Description of the task> Pick up the review of the Dell UltraSharp U3014 monitor after its last sentence and keep writing it.

Review: Dell’s UltraSharp U3014 delivers the big picture
By Jim Galbraith
PCWorldApr 17, 2013 3:30 am PDT
At a Glance
Large, lovely screen
Multiple input types, including DisplayPort 1.2
Wide color gamut
Over-saturated colors in default mode
Doesn’t tilt to portrait mode
If you’re in the market for a high-quality, large display, the Dell Ultrasharp U3014 is worth considering.
A 30-inch desktop giant, the Dell UltraSharp U3014 offers resolution of 2460 by 1600 pixels on a matte IPS screen with environmentally friendly LED backlighting. The U3014 boasts several nice-to-have features and a long list of on-board controls for tuning your image on screen.
You might need to enlist some help in attaching the heavy monitor to its stand. But once you’ve done that, you can connect it to your computer using your choice of DVI, HDMI, DisplayPort, or Mini DisplayPort.
The U3014 supports DisplayPort 1.2, including multistreaming, so you can daisy-chain two or more monitors and display independent images on each one (provided your video card also supports DisplayPort 1.2).
The U3014 also supports picture-in-picture mode, but only with certain combinations of connections. DVI and HDMI can’t be used together, nor can the two types of DisplayPort connections (DisplayPort In is used only in daisy-chain scenarios). I was also surprised to discover that the monitor doesn’t scan all of its inputs on power-up, so I had to manually select the input I was using the first time. There is an input-scan button, but you must engage it by pushing a button.

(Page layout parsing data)
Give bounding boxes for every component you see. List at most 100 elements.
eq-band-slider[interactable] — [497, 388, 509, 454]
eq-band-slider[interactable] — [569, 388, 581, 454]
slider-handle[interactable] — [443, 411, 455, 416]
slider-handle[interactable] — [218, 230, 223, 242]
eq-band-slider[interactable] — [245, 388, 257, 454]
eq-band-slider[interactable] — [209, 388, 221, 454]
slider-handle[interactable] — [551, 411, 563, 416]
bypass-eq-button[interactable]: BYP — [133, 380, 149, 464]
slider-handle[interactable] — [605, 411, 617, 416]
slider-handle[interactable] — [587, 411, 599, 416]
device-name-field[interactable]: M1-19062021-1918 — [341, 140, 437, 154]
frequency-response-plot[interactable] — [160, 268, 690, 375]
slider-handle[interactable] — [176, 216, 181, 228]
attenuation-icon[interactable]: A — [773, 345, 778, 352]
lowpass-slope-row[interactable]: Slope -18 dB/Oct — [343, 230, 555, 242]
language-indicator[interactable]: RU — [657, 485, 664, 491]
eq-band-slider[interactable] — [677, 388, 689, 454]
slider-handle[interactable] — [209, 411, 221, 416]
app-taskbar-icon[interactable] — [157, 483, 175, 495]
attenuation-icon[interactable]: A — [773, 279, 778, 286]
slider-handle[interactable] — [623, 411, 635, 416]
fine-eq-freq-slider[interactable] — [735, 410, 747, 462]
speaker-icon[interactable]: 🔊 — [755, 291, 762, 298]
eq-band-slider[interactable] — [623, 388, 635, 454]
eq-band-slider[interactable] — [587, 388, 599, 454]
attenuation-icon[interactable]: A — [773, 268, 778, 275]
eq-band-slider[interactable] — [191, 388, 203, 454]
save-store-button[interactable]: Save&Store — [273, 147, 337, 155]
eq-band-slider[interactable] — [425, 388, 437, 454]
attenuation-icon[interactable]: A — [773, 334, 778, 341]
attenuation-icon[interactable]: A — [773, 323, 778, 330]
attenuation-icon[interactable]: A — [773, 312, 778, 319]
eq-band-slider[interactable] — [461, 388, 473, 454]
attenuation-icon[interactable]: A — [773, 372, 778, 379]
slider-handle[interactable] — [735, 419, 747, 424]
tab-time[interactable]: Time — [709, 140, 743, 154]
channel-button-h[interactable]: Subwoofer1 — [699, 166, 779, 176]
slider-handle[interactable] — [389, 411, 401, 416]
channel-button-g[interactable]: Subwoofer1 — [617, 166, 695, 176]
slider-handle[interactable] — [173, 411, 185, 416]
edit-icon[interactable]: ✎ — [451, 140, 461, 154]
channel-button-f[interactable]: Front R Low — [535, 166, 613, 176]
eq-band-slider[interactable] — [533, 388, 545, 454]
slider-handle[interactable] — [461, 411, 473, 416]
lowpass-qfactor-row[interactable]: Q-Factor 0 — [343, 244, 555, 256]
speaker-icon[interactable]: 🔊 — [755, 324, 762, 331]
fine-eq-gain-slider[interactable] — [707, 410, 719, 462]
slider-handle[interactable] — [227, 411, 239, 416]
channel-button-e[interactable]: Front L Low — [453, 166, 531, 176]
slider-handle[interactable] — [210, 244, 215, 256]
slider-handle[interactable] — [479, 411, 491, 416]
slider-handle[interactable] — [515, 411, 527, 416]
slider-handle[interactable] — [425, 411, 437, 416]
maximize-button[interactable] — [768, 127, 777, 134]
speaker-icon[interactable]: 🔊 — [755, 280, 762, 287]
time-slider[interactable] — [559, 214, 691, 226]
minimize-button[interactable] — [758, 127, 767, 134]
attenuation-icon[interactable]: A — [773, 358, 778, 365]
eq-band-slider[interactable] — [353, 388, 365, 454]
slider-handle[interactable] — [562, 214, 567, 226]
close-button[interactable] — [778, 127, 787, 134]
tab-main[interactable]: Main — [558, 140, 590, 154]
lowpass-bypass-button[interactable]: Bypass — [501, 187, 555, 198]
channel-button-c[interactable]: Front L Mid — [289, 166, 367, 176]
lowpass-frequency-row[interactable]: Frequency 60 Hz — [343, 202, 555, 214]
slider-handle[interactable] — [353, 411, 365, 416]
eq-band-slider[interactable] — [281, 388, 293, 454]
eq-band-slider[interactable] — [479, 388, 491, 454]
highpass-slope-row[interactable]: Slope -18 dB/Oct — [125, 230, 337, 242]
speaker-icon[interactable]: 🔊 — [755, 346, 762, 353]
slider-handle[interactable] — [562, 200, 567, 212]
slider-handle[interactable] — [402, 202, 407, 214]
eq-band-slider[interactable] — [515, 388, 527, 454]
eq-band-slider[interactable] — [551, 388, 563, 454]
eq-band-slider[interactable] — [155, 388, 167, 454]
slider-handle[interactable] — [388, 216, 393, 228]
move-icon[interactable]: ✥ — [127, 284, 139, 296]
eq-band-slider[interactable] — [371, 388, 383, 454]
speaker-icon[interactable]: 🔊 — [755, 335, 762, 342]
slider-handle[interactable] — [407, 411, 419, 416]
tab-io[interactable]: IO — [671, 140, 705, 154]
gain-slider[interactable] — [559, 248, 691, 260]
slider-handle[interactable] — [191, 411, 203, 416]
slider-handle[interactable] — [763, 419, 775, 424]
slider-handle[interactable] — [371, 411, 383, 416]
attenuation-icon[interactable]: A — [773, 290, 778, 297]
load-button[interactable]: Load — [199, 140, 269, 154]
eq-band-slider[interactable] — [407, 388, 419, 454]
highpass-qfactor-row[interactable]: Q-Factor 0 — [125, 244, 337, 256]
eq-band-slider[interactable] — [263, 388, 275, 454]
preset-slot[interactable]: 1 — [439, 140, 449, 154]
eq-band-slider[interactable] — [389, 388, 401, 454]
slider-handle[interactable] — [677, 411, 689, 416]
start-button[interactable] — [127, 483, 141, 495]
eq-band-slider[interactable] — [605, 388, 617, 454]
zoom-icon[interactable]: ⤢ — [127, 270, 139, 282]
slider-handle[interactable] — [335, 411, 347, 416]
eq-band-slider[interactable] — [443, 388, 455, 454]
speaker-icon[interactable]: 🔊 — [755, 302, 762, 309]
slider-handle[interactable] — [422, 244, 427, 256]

Task answer>
Dell typically includes a four-port USB hub on its professional displays. This model sports two downstream USB 3.0 ports on its left side, along with a handy memory card reader, and two more downstream USB 3.0 ports (plus an upstream port) in the back. The display does not have built-in speakers, but you can attach Dell’s optional speaker bar to the bottom of the unit.
The display is calibrated at the factory for both color and brightness uniformity, but the U3014 offers a comprehensive set of onscreen menus if you’d like to make your own tweaks. The panel on which the U3014 is based is a “wide gamut” model, which means it’s capable of delivering more colors than you might be accustomed to seeing. To me, the U3014 rendered some colors so oversaturated that they looked fluorescent. An orange hat from DisplayMate’s test photos, for instance, look bright red on Dell’s monitor, while objects that looked lime green on other displays looked as though they’d been doused with a fluorescent-green highlighter pen. Photographs looked better, although skin tones looked too red, and a piece of orange furniture from my living room shifted toward red on the U3014.
After consulting with Dell, I configured the U3014 to use the Adobe RGB color space, which provides a narrower gamut, and then Adobe sRGB, which uses an even narrower color space. These values helped rein in the colors. You can also manually adjust color-temperature values from the standard 6500K down to 5000K or up to 10000k, and you can independently adjust the hue, saturation, and sharpness. Finally, you can perform in-house calibrations using Dell’s UltraSharp Color Calibration Solution software with an X-Rite i1Display Pro colorimeter (the hardware is sold separately).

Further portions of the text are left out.